**Supplied records**
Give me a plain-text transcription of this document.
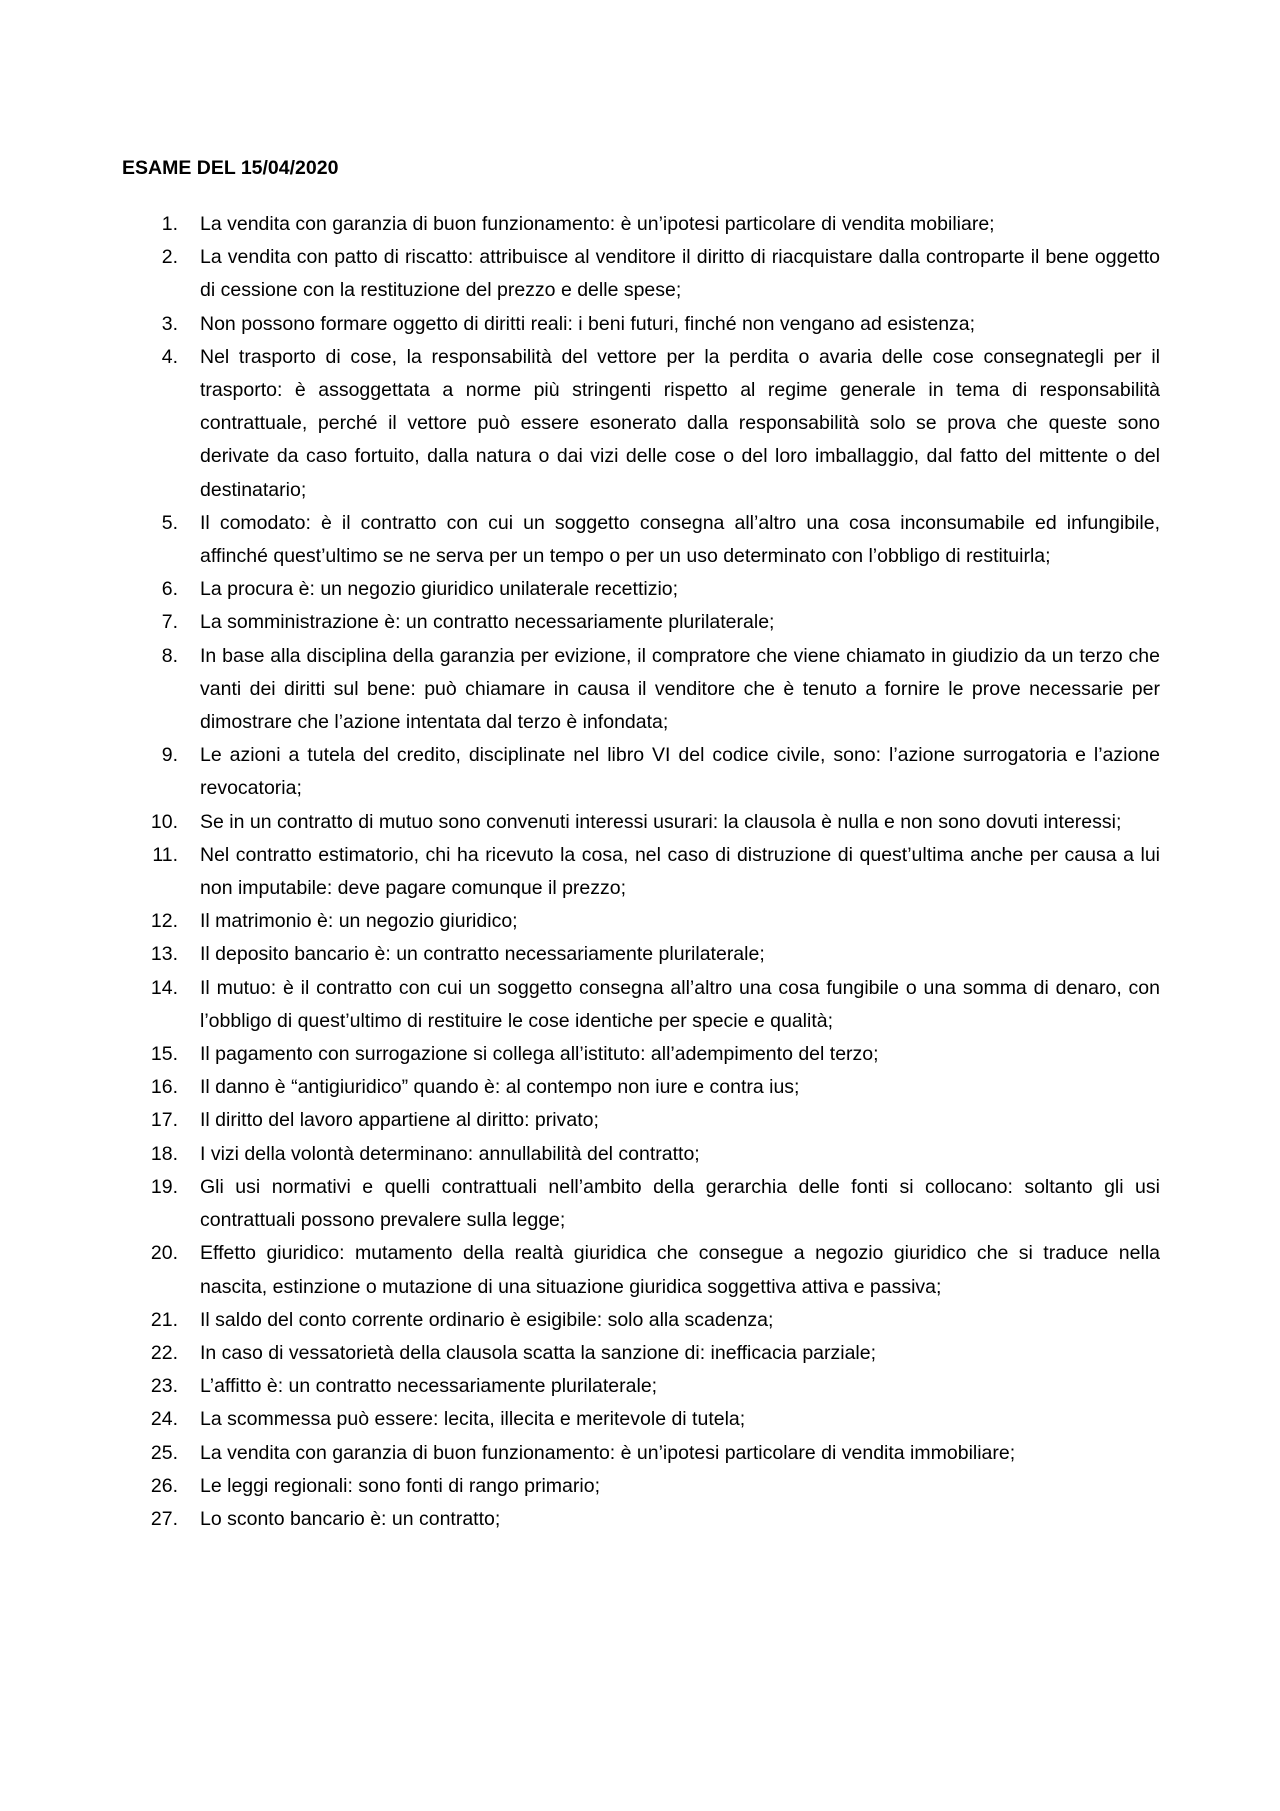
ESAME DEL 15/04/2020
1. La vendita con garanzia di buon funzionamento: è un’ipotesi particolare di vendita mobiliare;
2. La vendita con patto di riscatto: attribuisce al venditore il diritto di riacquistare dalla controparte il bene oggetto di cessione con la restituzione del prezzo e delle spese;
3. Non possono formare oggetto di diritti reali: i beni futuri, finché non vengano ad esistenza;
4. Nel trasporto di cose, la responsabilità del vettore per la perdita o avaria delle cose consegnategli per il trasporto: è assoggettata a norme più stringenti rispetto al regime generale in tema di responsabilità contrattuale, perché il vettore può essere esonerato dalla responsabilità solo se prova che queste sono derivate da caso fortuito, dalla natura o dai vizi delle cose o del loro imballaggio, dal fatto del mittente o del destinatario;
5. Il comodato: è il contratto con cui un soggetto consegna all’altro una cosa inconsumabile ed infungibile, affinché quest’ultimo se ne serva per un tempo o per un uso determinato con l’obbligo di restituirla;
6. La procura è: un negozio giuridico unilaterale recettizio;
7. La somministrazione è: un contratto necessariamente plurilaterale;
8. In base alla disciplina della garanzia per evizione, il compratore che viene chiamato in giudizio da un terzo che vanti dei diritti sul bene: può chiamare in causa il venditore che è tenuto a fornire le prove necessarie per dimostrare che l’azione intentata dal terzo è infondata;
9. Le azioni a tutela del credito, disciplinate nel libro VI del codice civile, sono: l’azione surrogatoria e l’azione revocatoria;
10. Se in un contratto di mutuo sono convenuti interessi usurari: la clausola è nulla e non sono dovuti interessi;
11. Nel contratto estimatorio, chi ha ricevuto la cosa, nel caso di distruzione di quest’ultima anche per causa a lui non imputabile: deve pagare comunque il prezzo;
12. Il matrimonio è: un negozio giuridico;
13. Il deposito bancario è: un contratto necessariamente plurilaterale;
14. Il mutuo: è il contratto con cui un soggetto consegna all’altro una cosa fungibile o una somma di denaro, con l’obbligo di quest’ultimo di restituire le cose identiche per specie e qualità;
15. Il pagamento con surrogazione si collega all’istituto: all’adempimento del terzo;
16. Il danno è “antigiuridico” quando è: al contempo non iure e contra ius;
17. Il diritto del lavoro appartiene al diritto: privato;
18. I vizi della volontà determinano: annullabilità del contratto;
19. Gli usi normativi e quelli contrattuali nell’ambito della gerarchia delle fonti si collocano: soltanto gli usi contrattuali possono prevalere sulla legge;
20. Effetto giuridico: mutamento della realtà giuridica che consegue a negozio giuridico che si traduce nella nascita, estinzione o mutazione di una situazione giuridica soggettiva attiva e passiva;
21. Il saldo del conto corrente ordinario è esigibile: solo alla scadenza;
22. In caso di vessatorietà della clausola scatta la sanzione di: inefficacia parziale;
23. L’affitto è: un contratto necessariamente plurilaterale;
24. La scommessa può essere: lecita, illecita e meritevole di tutela;
25. La vendita con garanzia di buon funzionamento: è un’ipotesi particolare di vendita immobiliare;
26. Le leggi regionali: sono fonti di rango primario;
27. Lo sconto bancario è: un contratto;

**What is needed**
The listing above needs to be output again exactly. Don't include the pictures.

**Output below**
Give me a plain-text transcription of this document.
ESAME DEL 15/04/2020
1. La vendita con garanzia di buon funzionamento: è un’ipotesi particolare di vendita mobiliare;
2. La vendita con patto di riscatto: attribuisce al venditore il diritto di riacquistare dalla controparte il bene oggetto di cessione con la restituzione del prezzo e delle spese;
3. Non possono formare oggetto di diritti reali: i beni futuri, finché non vengano ad esistenza;
4. Nel trasporto di cose, la responsabilità del vettore per la perdita o avaria delle cose consegnategli per il trasporto: è assoggettata a norme più stringenti rispetto al regime generale in tema di responsabilità contrattuale, perché il vettore può essere esonerato dalla responsabilità solo se prova che queste sono derivate da caso fortuito, dalla natura o dai vizi delle cose o del loro imballaggio, dal fatto del mittente o del destinatario;
5. Il comodato: è il contratto con cui un soggetto consegna all’altro una cosa inconsumabile ed infungibile, affinché quest’ultimo se ne serva per un tempo o per un uso determinato con l’obbligo di restituirla;
6. La procura è: un negozio giuridico unilaterale recettizio;
7. La somministrazione è: un contratto necessariamente plurilaterale;
8. In base alla disciplina della garanzia per evizione, il compratore che viene chiamato in giudizio da un terzo che vanti dei diritti sul bene: può chiamare in causa il venditore che è tenuto a fornire le prove necessarie per dimostrare che l’azione intentata dal terzo è infondata;
9. Le azioni a tutela del credito, disciplinate nel libro VI del codice civile, sono: l’azione surrogatoria e l’azione revocatoria;
10. Se in un contratto di mutuo sono convenuti interessi usurari: la clausola è nulla e non sono dovuti interessi;
11. Nel contratto estimatorio, chi ha ricevuto la cosa, nel caso di distruzione di quest’ultima anche per causa a lui non imputabile: deve pagare comunque il prezzo;
12. Il matrimonio è: un negozio giuridico;
13. Il deposito bancario è: un contratto necessariamente plurilaterale;
14. Il mutuo: è il contratto con cui un soggetto consegna all’altro una cosa fungibile o una somma di denaro, con l’obbligo di quest’ultimo di restituire le cose identiche per specie e qualità;
15. Il pagamento con surrogazione si collega all’istituto: all’adempimento del terzo;
16. Il danno è “antigiuridico” quando è: al contempo non iure e contra ius;
17. Il diritto del lavoro appartiene al diritto: privato;
18. I vizi della volontà determinano: annullabilità del contratto;
19. Gli usi normativi e quelli contrattuali nell’ambito della gerarchia delle fonti si collocano: soltanto gli usi contrattuali possono prevalere sulla legge;
20. Effetto giuridico: mutamento della realtà giuridica che consegue a negozio giuridico che si traduce nella nascita, estinzione o mutazione di una situazione giuridica soggettiva attiva e passiva;
21. Il saldo del conto corrente ordinario è esigibile: solo alla scadenza;
22. In caso di vessatorietà della clausola scatta la sanzione di: inefficacia parziale;
23. L’affitto è: un contratto necessariamente plurilaterale;
24. La scommessa può essere: lecita, illecita e meritevole di tutela;
25. La vendita con garanzia di buon funzionamento: è un’ipotesi particolare di vendita immobiliare;
26. Le leggi regionali: sono fonti di rango primario;
27. Lo sconto bancario è: un contratto;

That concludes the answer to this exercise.